:: Set exercise ::
Format the lines below as a numbered list, omitting any blank lines.

:: Given records ::
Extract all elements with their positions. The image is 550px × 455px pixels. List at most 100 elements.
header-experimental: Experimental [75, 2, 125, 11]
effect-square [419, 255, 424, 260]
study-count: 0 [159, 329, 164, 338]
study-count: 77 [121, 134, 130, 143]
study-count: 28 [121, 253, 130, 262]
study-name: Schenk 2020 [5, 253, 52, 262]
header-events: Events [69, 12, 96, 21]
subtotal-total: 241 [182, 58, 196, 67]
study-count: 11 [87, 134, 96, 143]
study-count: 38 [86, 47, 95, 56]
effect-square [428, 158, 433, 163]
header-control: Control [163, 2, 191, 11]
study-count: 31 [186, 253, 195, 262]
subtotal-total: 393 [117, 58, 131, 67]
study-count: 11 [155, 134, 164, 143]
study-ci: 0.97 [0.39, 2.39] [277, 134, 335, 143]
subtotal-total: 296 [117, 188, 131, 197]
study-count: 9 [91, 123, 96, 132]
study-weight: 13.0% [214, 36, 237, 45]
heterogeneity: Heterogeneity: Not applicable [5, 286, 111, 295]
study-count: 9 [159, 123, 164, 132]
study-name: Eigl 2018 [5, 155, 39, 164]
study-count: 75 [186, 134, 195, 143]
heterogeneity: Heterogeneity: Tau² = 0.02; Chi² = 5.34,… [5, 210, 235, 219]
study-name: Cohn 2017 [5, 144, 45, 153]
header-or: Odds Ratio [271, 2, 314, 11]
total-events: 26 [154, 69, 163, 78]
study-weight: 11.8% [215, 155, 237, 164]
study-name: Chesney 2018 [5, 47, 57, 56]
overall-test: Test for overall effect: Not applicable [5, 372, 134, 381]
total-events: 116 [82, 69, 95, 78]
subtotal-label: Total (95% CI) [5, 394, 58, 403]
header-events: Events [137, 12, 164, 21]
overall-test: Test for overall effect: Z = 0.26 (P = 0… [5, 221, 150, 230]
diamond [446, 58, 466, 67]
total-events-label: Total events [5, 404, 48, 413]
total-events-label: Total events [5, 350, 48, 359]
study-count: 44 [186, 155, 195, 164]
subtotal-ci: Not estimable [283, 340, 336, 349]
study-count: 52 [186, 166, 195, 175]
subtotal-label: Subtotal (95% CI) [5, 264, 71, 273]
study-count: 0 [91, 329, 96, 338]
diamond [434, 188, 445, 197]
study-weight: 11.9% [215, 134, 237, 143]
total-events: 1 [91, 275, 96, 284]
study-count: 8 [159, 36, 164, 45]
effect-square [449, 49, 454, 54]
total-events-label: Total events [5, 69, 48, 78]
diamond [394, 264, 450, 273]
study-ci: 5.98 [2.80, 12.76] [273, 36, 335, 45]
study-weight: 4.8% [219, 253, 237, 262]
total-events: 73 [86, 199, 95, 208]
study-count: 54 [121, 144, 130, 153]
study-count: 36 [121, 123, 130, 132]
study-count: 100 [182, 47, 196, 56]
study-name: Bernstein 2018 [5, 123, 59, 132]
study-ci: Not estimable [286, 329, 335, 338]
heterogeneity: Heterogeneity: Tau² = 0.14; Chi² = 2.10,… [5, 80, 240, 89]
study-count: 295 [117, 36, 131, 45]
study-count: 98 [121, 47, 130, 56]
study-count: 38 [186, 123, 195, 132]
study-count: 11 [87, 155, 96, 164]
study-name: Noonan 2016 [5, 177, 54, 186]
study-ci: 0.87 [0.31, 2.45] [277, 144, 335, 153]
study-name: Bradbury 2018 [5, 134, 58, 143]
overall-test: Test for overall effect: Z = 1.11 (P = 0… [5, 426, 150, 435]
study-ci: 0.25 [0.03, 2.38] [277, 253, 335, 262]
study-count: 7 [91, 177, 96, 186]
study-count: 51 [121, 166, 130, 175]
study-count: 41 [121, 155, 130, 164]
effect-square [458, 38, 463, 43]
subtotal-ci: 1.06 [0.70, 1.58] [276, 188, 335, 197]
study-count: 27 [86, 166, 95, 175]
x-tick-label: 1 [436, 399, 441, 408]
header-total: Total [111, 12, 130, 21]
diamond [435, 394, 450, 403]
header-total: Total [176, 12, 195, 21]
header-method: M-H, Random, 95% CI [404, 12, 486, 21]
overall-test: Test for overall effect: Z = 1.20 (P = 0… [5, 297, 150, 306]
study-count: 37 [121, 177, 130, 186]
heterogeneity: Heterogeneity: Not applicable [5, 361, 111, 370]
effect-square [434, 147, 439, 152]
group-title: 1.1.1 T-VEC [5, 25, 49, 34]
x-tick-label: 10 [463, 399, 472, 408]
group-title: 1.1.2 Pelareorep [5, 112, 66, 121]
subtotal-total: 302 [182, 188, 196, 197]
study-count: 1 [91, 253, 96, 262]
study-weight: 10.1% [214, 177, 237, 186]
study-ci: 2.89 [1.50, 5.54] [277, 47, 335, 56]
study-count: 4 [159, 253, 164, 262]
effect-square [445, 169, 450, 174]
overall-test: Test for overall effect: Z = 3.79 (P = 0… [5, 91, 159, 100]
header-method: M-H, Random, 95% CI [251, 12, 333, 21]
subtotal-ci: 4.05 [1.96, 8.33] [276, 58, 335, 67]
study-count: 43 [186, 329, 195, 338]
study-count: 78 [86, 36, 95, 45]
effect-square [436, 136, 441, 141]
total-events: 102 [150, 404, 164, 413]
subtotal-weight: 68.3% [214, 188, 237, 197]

:: Result ::
1. Extract all elements with their positions. The image is 550px × 455px pixels. List at most 100 elements.
2. header-experimental: Experimental [75, 2, 125, 11]
3. effect-square [419, 255, 424, 260]
4. study-count: 0 [159, 329, 164, 338]
5. study-count: 77 [121, 134, 130, 143]
6. study-count: 28 [121, 253, 130, 262]
7. study-name: Schenk 2020 [5, 253, 52, 262]
8. header-events: Events [69, 12, 96, 21]
9. subtotal-total: 241 [182, 58, 196, 67]
10. study-count: 11 [87, 134, 96, 143]
11. study-count: 38 [86, 47, 95, 56]
12. effect-square [428, 158, 433, 163]
13. header-control: Control [163, 2, 191, 11]
14. study-count: 31 [186, 253, 195, 262]
15. subtotal-total: 393 [117, 58, 131, 67]
16. study-count: 11 [155, 134, 164, 143]
17. study-ci: 0.97 [0.39, 2.39] [277, 134, 335, 143]
18. subtotal-total: 296 [117, 188, 131, 197]
19. study-count: 9 [91, 123, 96, 132]
20. study-weight: 13.0% [214, 36, 237, 45]
21. heterogeneity: Heterogeneity: Not applicable [5, 286, 111, 295]
22. study-count: 9 [159, 123, 164, 132]
23. study-name: Eigl 2018 [5, 155, 39, 164]
24. study-count: 75 [186, 134, 195, 143]
25. heterogeneity: Heterogeneity: Tau² = 0.02; Chi² = 5.34,… [5, 210, 235, 219]
26. study-name: Cohn 2017 [5, 144, 45, 153]
27. header-or: Odds Ratio [271, 2, 314, 11]
28. total-events: 26 [154, 69, 163, 78]
29. study-weight: 11.8% [215, 155, 237, 164]
30. study-name: Chesney 2018 [5, 47, 57, 56]
31. overall-test: Test for overall effect: Not applicable [5, 372, 134, 381]
32. total-events: 116 [82, 69, 95, 78]
33. subtotal-label: Total (95% CI) [5, 394, 58, 403]
34. header-events: Events [137, 12, 164, 21]
35. overall-test: Test for overall effect: Z = 0.26 (P = 0… [5, 221, 150, 230]
36. diamond [446, 58, 466, 67]
37. total-events-label: Total events [5, 404, 48, 413]
38. total-events-label: Total events [5, 350, 48, 359]
39. study-count: 44 [186, 155, 195, 164]
40. subtotal-ci: Not estimable [283, 340, 336, 349]
41. study-count: 52 [186, 166, 195, 175]
42. subtotal-label: Subtotal (95% CI) [5, 264, 71, 273]
43. study-count: 0 [91, 329, 96, 338]
44. diamond [434, 188, 445, 197]
45. study-weight: 11.9% [215, 134, 237, 143]
46. total-events: 1 [91, 275, 96, 284]
47. study-count: 8 [159, 36, 164, 45]
48. effect-square [449, 49, 454, 54]
49. total-events-label: Total events [5, 69, 48, 78]
50. diamond [394, 264, 450, 273]
51. study-ci: 5.98 [2.80, 12.76] [273, 36, 335, 45]
52. study-weight: 4.8% [219, 253, 237, 262]
53. total-events: 73 [86, 199, 95, 208]
54. study-count: 54 [121, 144, 130, 153]
55. study-count: 36 [121, 123, 130, 132]
56. study-count: 100 [182, 47, 196, 56]
57. study-name: Bernstein 2018 [5, 123, 59, 132]
58. study-ci: Not estimable [286, 329, 335, 338]
59. heterogeneity: Heterogeneity: Tau² = 0.14; Chi² = 2.10,… [5, 80, 240, 89]
60. study-count: 295 [117, 36, 131, 45]
61. study-count: 98 [121, 47, 130, 56]
62. study-count: 38 [186, 123, 195, 132]
63. study-count: 11 [87, 155, 96, 164]
64. study-name: Noonan 2016 [5, 177, 54, 186]
65. study-ci: 0.87 [0.31, 2.45] [277, 144, 335, 153]
66. study-name: Bradbury 2018 [5, 134, 58, 143]
67. overall-test: Test for overall effect: Z = 1.11 (P = 0… [5, 426, 150, 435]
68. study-ci: 0.25 [0.03, 2.38] [277, 253, 335, 262]
69. study-count: 7 [91, 177, 96, 186]
70. study-count: 51 [121, 166, 130, 175]
71. study-count: 41 [121, 155, 130, 164]
72. effect-square [458, 38, 463, 43]
73. subtotal-ci: 1.06 [0.70, 1.58] [276, 188, 335, 197]
74. study-count: 27 [86, 166, 95, 175]
75. x-tick-label: 1 [436, 399, 441, 408]
76. header-total: Total [111, 12, 130, 21]
77. diamond [435, 394, 450, 403]
78. header-total: Total [176, 12, 195, 21]
79. header-method: M-H, Random, 95% CI [404, 12, 486, 21]
80. overall-test: Test for overall effect: Z = 1.20 (P = 0… [5, 297, 150, 306]
81. study-count: 37 [121, 177, 130, 186]
82. heterogeneity: Heterogeneity: Not applicable [5, 361, 111, 370]
83. effect-square [434, 147, 439, 152]
84. group-title: 1.1.1 T-VEC [5, 25, 49, 34]
85. x-tick-label: 10 [463, 399, 472, 408]
86. group-title: 1.1.2 Pelareorep [5, 112, 66, 121]
87. subtotal-total: 302 [182, 188, 196, 197]
88. study-count: 1 [91, 253, 96, 262]
89. study-weight: 10.1% [214, 177, 237, 186]
90. study-ci: 2.89 [1.50, 5.54] [277, 47, 335, 56]
91. study-count: 4 [159, 253, 164, 262]
92. effect-square [445, 169, 450, 174]
93. overall-test: Test for overall effect: Z = 3.79 (P = 0… [5, 91, 159, 100]
94. header-method: M-H, Random, 95% CI [251, 12, 333, 21]
95. subtotal-ci: 4.05 [1.96, 8.33] [276, 58, 335, 67]
96. study-count: 43 [186, 329, 195, 338]
97. study-count: 78 [86, 36, 95, 45]
98. effect-square [436, 136, 441, 141]
99. total-events: 102 [150, 404, 164, 413]
100. subtotal-weight: 68.3% [214, 188, 237, 197]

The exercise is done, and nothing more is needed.